Dataset listings of figures:
>> Begin

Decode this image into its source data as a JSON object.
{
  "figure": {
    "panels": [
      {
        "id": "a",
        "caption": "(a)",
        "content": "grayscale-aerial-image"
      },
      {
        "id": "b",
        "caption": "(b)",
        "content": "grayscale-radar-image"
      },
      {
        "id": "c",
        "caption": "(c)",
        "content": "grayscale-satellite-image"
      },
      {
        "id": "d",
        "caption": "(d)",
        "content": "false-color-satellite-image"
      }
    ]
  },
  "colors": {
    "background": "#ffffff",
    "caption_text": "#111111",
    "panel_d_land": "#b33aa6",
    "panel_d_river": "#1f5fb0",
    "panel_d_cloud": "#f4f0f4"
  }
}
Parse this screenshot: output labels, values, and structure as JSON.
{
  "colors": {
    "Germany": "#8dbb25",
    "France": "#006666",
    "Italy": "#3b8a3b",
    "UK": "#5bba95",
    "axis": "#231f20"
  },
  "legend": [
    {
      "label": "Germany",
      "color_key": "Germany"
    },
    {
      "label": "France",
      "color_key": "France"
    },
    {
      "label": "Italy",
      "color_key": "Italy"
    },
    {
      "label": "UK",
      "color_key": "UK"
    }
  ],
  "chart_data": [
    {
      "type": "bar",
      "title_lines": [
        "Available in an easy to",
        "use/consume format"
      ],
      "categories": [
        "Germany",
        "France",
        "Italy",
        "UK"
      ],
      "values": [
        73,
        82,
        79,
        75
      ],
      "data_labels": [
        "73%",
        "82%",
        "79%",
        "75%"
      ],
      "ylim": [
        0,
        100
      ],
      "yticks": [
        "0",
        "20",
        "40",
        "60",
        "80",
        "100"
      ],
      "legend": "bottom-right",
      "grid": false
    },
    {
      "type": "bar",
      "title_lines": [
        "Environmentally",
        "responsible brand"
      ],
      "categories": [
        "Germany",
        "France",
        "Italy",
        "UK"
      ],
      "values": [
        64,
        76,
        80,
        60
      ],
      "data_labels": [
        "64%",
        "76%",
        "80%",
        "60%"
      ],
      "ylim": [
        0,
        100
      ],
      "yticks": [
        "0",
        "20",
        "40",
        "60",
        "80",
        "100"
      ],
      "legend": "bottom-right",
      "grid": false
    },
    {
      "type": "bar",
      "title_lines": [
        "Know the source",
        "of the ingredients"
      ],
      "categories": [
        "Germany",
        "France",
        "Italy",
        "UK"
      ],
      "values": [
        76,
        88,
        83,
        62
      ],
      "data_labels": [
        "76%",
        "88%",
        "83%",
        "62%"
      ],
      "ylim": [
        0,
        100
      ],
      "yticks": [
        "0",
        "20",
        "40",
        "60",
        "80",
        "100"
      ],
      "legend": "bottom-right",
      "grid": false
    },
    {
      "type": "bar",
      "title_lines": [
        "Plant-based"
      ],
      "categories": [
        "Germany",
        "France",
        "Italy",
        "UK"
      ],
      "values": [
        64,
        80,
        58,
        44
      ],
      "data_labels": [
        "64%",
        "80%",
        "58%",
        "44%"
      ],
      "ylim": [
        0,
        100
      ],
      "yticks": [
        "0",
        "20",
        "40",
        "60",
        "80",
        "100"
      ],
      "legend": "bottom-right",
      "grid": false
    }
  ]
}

>> End

**What is expected**
Copy every line of the listing that contains the word "this".

**Complete response**
Decode this image into its source data as a JSON object.
Parse this screenshot: output labels, values, and structure as JSON.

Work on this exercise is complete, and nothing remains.